Fatih Altaylı uzun bir dönem Doğan Medya grubunda çalıştı. Bu dönem süresince Sabah grubu sahibi Dinç Bilgin'e yönelik akıl almaz bir karalama kampanyasının öncülüğünü yaptığı kamuoyu tarafından biliniyor.
Fatih Altaylı'nın Doğan Medya grubundan ayrılarak Sabah grubuna geçmesi bazı otoriteler tarafından "tetikçilik görevi tamamlandığı düşünülerek Doğan Medya grubundan dışlandı" şeklinde yorumlandı..
Fatih Altaylı bir şekilde Sabah gazetesi, ATV televizyonu gibi Sabah grubuna ait kurumlarda göreve başladıktan sonra kendisine bu durumun mantığı sorulunca, "Ne yapalım yanılmışız" diyerek işin içinden çıkmaya çalıştı..

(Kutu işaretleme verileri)

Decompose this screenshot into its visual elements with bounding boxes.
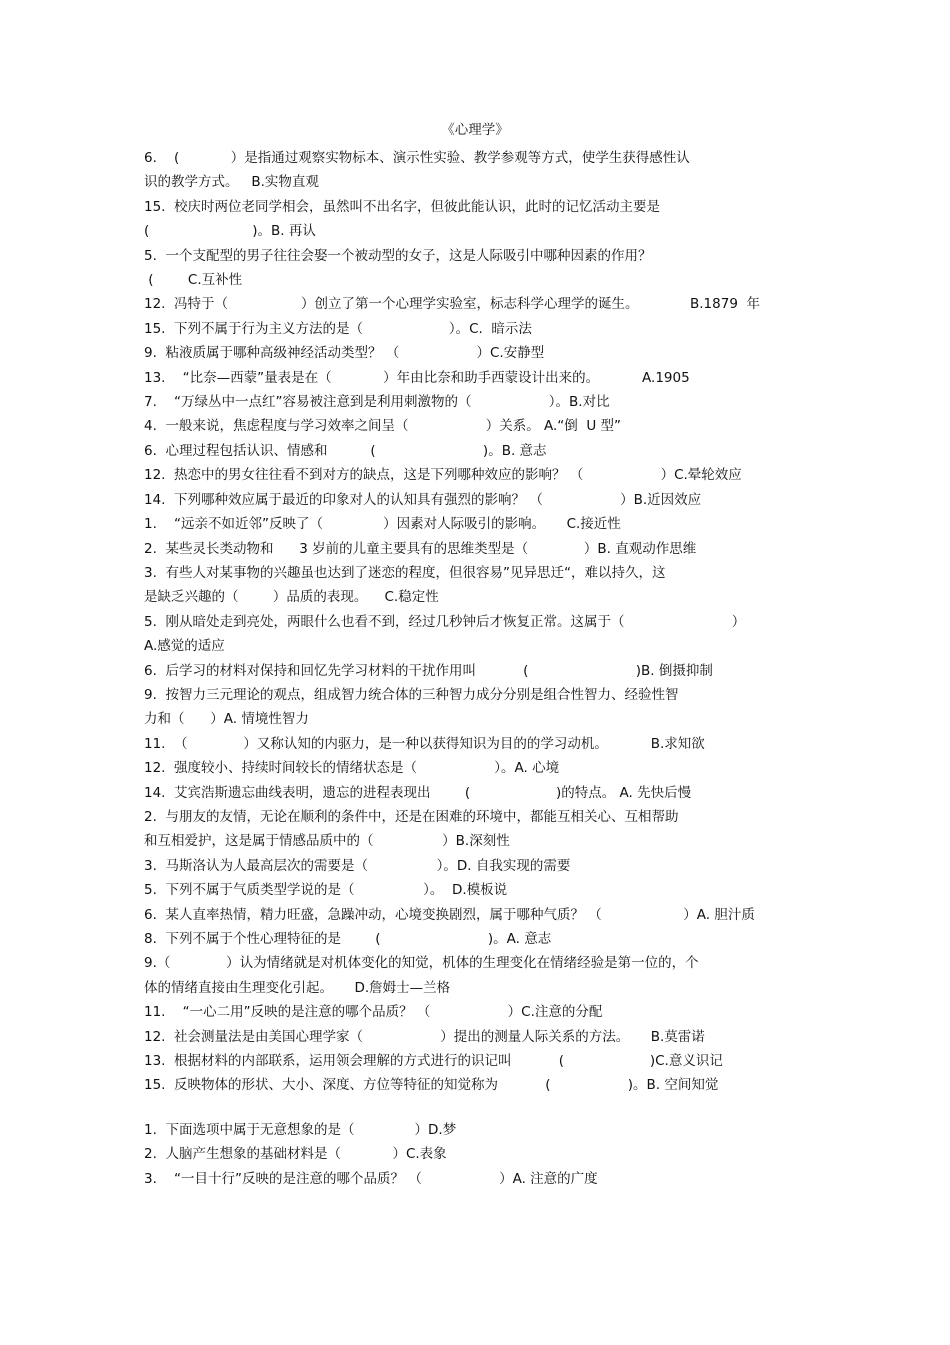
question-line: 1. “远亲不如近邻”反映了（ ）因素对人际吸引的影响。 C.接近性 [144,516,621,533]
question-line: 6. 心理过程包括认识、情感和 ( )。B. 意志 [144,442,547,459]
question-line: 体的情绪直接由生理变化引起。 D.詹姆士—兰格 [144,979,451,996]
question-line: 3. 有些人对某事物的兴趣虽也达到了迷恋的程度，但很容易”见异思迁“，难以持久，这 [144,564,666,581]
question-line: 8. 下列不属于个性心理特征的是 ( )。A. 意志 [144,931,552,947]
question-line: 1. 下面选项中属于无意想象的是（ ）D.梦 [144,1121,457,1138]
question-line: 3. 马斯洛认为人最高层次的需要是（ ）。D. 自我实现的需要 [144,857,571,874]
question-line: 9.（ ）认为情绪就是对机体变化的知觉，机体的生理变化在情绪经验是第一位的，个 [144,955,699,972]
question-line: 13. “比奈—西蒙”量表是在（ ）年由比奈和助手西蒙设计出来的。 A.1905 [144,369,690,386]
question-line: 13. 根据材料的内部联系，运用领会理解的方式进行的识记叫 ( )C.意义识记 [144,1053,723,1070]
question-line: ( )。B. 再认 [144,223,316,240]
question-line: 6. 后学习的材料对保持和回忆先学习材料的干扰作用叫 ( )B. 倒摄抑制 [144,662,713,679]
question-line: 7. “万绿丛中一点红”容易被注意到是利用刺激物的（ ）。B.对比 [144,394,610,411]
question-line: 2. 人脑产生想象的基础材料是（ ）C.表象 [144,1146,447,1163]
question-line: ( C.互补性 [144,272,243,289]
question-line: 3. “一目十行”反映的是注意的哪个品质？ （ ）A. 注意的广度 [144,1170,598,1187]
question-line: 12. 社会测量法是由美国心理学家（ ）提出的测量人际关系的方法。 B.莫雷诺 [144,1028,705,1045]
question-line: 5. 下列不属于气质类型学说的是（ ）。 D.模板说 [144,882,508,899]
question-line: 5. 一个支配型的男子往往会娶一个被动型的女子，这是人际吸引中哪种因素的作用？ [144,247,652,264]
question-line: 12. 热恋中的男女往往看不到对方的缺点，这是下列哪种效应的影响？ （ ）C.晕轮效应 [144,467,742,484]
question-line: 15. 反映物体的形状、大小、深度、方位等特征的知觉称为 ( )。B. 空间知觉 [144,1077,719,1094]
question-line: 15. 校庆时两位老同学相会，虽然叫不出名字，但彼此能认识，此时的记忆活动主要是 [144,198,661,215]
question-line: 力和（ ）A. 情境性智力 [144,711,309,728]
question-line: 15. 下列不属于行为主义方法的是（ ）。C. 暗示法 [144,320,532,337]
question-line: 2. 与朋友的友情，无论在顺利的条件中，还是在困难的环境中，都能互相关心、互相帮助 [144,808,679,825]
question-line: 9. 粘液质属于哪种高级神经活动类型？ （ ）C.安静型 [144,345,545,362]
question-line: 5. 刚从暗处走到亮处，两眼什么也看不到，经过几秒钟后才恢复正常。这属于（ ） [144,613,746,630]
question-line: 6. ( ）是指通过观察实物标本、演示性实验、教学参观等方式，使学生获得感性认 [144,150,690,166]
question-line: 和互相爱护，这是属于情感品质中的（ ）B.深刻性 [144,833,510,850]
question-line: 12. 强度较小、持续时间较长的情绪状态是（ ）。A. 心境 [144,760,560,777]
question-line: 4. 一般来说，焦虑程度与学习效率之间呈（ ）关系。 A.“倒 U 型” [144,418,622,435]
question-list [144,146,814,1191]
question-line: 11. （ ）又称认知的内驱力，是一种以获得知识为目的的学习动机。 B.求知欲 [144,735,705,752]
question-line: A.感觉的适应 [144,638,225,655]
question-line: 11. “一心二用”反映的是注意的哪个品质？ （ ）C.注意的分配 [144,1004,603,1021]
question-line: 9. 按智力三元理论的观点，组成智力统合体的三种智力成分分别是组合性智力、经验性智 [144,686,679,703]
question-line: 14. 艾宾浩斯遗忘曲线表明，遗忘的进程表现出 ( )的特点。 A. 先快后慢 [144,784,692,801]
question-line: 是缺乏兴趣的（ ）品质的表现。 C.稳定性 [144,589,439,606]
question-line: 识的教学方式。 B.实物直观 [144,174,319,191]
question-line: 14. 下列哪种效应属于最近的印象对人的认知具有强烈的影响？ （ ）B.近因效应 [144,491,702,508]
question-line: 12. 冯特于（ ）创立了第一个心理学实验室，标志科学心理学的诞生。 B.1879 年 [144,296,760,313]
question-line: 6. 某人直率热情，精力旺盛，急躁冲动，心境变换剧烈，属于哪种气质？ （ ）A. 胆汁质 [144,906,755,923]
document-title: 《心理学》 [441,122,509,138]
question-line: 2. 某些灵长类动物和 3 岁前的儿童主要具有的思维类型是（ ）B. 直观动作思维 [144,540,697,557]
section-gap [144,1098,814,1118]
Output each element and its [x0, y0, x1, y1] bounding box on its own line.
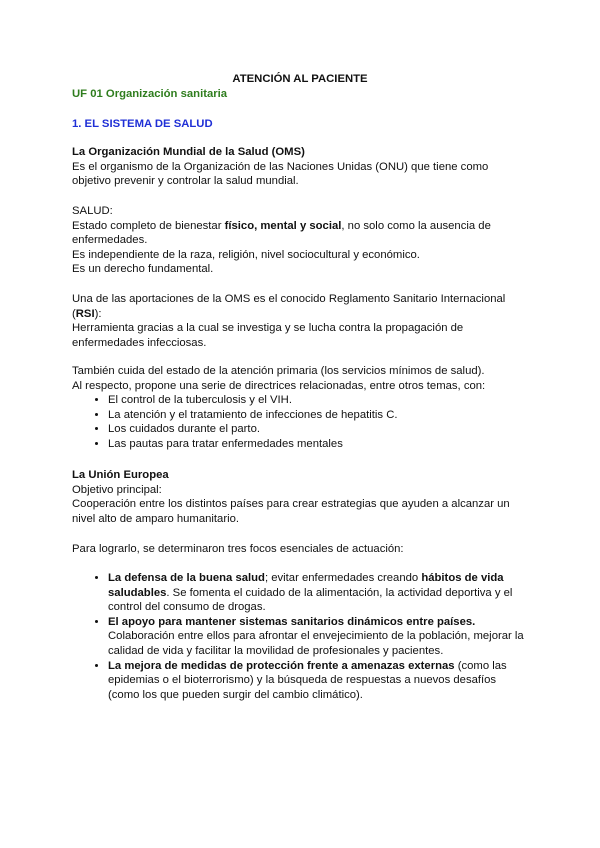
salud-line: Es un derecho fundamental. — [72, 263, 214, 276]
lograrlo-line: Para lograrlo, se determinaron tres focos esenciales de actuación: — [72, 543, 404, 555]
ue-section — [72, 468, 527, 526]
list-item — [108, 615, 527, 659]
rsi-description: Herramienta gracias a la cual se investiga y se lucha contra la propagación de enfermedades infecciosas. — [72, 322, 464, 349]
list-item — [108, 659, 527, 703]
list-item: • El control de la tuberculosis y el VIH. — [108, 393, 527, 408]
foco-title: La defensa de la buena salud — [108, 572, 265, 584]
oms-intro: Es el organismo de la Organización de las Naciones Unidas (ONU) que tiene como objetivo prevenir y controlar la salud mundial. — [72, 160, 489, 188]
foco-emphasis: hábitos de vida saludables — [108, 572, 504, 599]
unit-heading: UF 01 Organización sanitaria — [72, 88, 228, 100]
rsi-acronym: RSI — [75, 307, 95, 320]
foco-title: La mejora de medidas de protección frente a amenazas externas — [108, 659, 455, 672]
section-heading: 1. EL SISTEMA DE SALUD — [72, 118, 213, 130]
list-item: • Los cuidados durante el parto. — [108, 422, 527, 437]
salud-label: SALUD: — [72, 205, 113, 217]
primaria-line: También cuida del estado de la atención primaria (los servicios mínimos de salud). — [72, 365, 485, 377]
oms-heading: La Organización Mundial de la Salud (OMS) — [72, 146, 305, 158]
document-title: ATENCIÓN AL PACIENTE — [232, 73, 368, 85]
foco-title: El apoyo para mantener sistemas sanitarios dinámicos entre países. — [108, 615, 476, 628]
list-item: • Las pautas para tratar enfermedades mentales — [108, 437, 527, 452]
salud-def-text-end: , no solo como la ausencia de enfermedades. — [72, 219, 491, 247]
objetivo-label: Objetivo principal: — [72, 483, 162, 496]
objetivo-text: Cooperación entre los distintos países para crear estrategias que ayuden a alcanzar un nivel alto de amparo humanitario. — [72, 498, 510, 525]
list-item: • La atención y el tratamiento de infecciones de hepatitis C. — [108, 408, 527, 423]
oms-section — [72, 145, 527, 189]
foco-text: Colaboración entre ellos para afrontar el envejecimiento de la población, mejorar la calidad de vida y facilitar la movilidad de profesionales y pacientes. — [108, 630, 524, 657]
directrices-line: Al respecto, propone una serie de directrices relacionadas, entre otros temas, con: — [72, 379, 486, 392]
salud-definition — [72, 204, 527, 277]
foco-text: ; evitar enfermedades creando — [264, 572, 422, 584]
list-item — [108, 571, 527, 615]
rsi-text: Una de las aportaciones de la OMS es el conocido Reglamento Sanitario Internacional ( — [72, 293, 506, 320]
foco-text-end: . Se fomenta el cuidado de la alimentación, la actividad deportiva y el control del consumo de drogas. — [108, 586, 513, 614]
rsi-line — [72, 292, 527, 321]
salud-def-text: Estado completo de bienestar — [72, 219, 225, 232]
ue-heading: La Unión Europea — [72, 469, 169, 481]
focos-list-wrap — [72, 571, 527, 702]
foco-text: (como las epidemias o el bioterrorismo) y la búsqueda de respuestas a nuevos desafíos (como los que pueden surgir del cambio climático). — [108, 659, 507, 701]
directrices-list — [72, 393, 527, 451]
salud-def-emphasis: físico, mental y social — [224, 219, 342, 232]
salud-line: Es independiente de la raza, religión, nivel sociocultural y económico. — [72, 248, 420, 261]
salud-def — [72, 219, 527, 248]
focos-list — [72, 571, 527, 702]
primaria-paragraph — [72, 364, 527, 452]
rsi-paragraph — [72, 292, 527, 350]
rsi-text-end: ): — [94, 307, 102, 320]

■ Yapılacaklar:
1 – Fatih Altaylı hakkındaki metinde adı geçen medya grubu ve kuruluşlarının hepsini sıralayın.
2 – Lütfen Fatih Altaylı hakkındaki metnin devamını son cümleden sonrasından başlayarak yazın.
Kayıtlara burada gerek yoktur.

■ Görev Yanıtları:
1 – Doğan Medya grubu, Sabah grubu, Sabah gazetesi, ATV televizyonu

2 –
Şimdi ise merak edilen konu Fatih Altaylı'nın gazeteciliğe nerede, ve nasıl devam edeceğidir…
FATİH ALTAYLI'NIN ODASINI BOŞALTTILAR!
Sabah Genel Yayın Yönetmeni Fatih Altaylı'nın odası, TMSF'cilerin oldu.
Bugünlerde herkesin kafası karışık. "Sabah'a yönelik operasyon nasıl oldu? Bu operasyon neden başladı?" soruları ortada dolaşıyor.
Bu soruların cevabını herkes kendi cephesinden vermeye çalışıyor. Kimileri, TMSF'nin Sabah'a el koymasının ardındaki operasyonun sebebini, kimileri ise bundan sonra ne olacağını anlamaya çalışıyor.
ASLINDA NE OLDU?
Bilindiği üzere, Sabah ve ATV'nin eski sahibi Dinç Bilgin, Turgay Ciner'le yaptığı anlaşma sonrası, gazetenin 10. katını oğlu Önay Bilgin'le birlikte kullanıyordu.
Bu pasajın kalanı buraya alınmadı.